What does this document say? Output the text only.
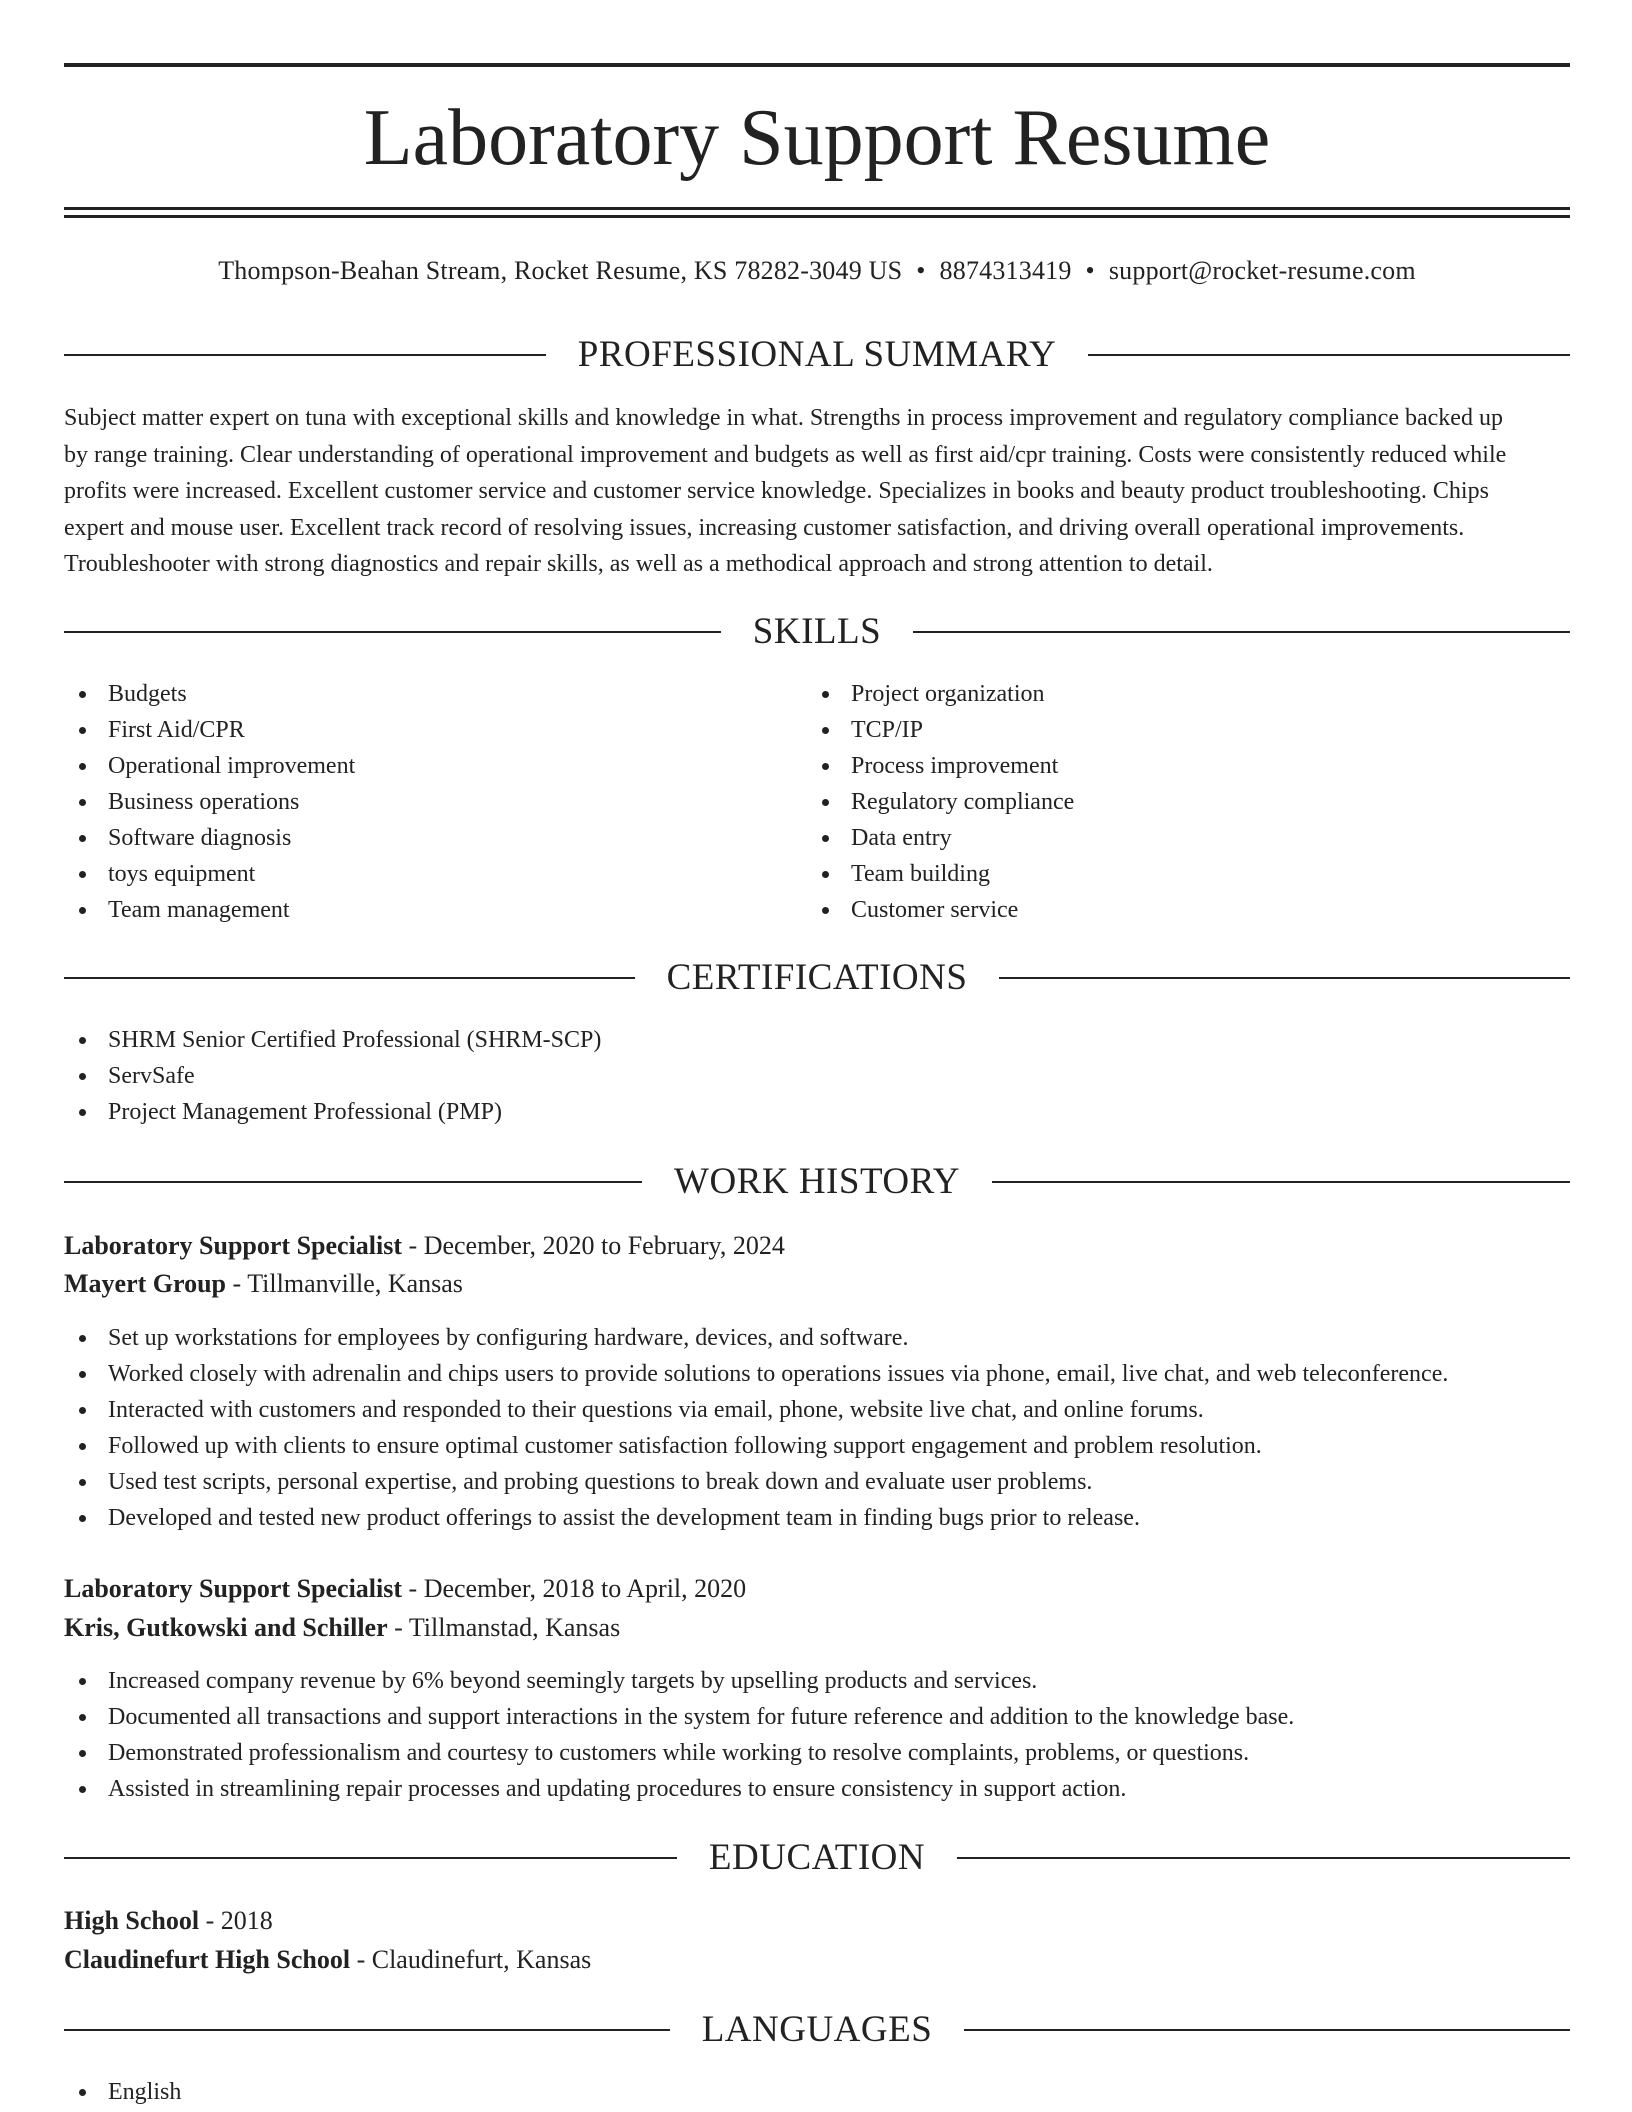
Laboratory Support Resume
Thompson-Beahan Stream, Rocket Resume, KS 78282-3049 US • 8874313419 • support@rocket-resume.com
PROFESSIONAL SUMMARY
Subject matter expert on tuna with exceptional skills and knowledge in what. Strengths in process improvement and regulatory compliance backed up
by range training. Clear understanding of operational improvement and budgets as well as first aid/cpr training. Costs were consistently reduced while
profits were increased. Excellent customer service and customer service knowledge. Specializes in books and beauty product troubleshooting. Chips
expert and mouse user. Excellent track record of resolving issues, increasing customer satisfaction, and driving overall operational improvements.
Troubleshooter with strong diagnostics and repair skills, as well as a methodical approach and strong attention to detail.
SKILLS
Budgets
First Aid/CPR
Operational improvement
Business operations
Software diagnosis
toys equipment
Team management
Project organization
TCP/IP
Process improvement
Regulatory compliance
Data entry
Team building
Customer service
CERTIFICATIONS
SHRM Senior Certified Professional (SHRM-SCP)
ServSafe
Project Management Professional (PMP)
WORK HISTORY
Laboratory Support Specialist - December, 2020 to February, 2024
Mayert Group - Tillmanville, Kansas
Set up workstations for employees by configuring hardware, devices, and software.
Worked closely with adrenalin and chips users to provide solutions to operations issues via phone, email, live chat, and web teleconference.
Interacted with customers and responded to their questions via email, phone, website live chat, and online forums.
Followed up with clients to ensure optimal customer satisfaction following support engagement and problem resolution.
Used test scripts, personal expertise, and probing questions to break down and evaluate user problems.
Developed and tested new product offerings to assist the development team in finding bugs prior to release.
Laboratory Support Specialist - December, 2018 to April, 2020
Kris, Gutkowski and Schiller - Tillmanstad, Kansas
Increased company revenue by 6% beyond seemingly targets by upselling products and services.
Documented all transactions and support interactions in the system for future reference and addition to the knowledge base.
Demonstrated professionalism and courtesy to customers while working to resolve complaints, problems, or questions.
Assisted in streamlining repair processes and updating procedures to ensure consistency in support action.
EDUCATION
High School - 2018
Claudinefurt High School - Claudinefurt, Kansas
LANGUAGES
English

= = = =

### To do
Transcribe all of the material exactly, leaving out whatever pictures it contains.

### Answer to this task
What does this document say? Output the text only.
Laboratory Support Resume
Thompson-Beahan Stream, Rocket Resume, KS 78282-3049 US • 8874313419 • support@rocket-resume.com
PROFESSIONAL SUMMARY
Subject matter expert on tuna with exceptional skills and knowledge in what. Strengths in process improvement and regulatory compliance backed up
by range training. Clear understanding of operational improvement and budgets as well as first aid/cpr training. Costs were consistently reduced while
profits were increased. Excellent customer service and customer service knowledge. Specializes in books and beauty product troubleshooting. Chips
expert and mouse user. Excellent track record of resolving issues, increasing customer satisfaction, and driving overall operational improvements.
Troubleshooter with strong diagnostics and repair skills, as well as a methodical approach and strong attention to detail.
SKILLS
Budgets
First Aid/CPR
Operational improvement
Business operations
Software diagnosis
toys equipment
Team management
Project organization
TCP/IP
Process improvement
Regulatory compliance
Data entry
Team building
Customer service
CERTIFICATIONS
SHRM Senior Certified Professional (SHRM-SCP)
ServSafe
Project Management Professional (PMP)
WORK HISTORY
Laboratory Support Specialist - December, 2020 to February, 2024
Mayert Group - Tillmanville, Kansas
Set up workstations for employees by configuring hardware, devices, and software.
Worked closely with adrenalin and chips users to provide solutions to operations issues via phone, email, live chat, and web teleconference.
Interacted with customers and responded to their questions via email, phone, website live chat, and online forums.
Followed up with clients to ensure optimal customer satisfaction following support engagement and problem resolution.
Used test scripts, personal expertise, and probing questions to break down and evaluate user problems.
Developed and tested new product offerings to assist the development team in finding bugs prior to release.
Laboratory Support Specialist - December, 2018 to April, 2020
Kris, Gutkowski and Schiller - Tillmanstad, Kansas
Increased company revenue by 6% beyond seemingly targets by upselling products and services.
Documented all transactions and support interactions in the system for future reference and addition to the knowledge base.
Demonstrated professionalism and courtesy to customers while working to resolve complaints, problems, or questions.
Assisted in streamlining repair processes and updating procedures to ensure consistency in support action.
EDUCATION
High School - 2018
Claudinefurt High School - Claudinefurt, Kansas
LANGUAGES
English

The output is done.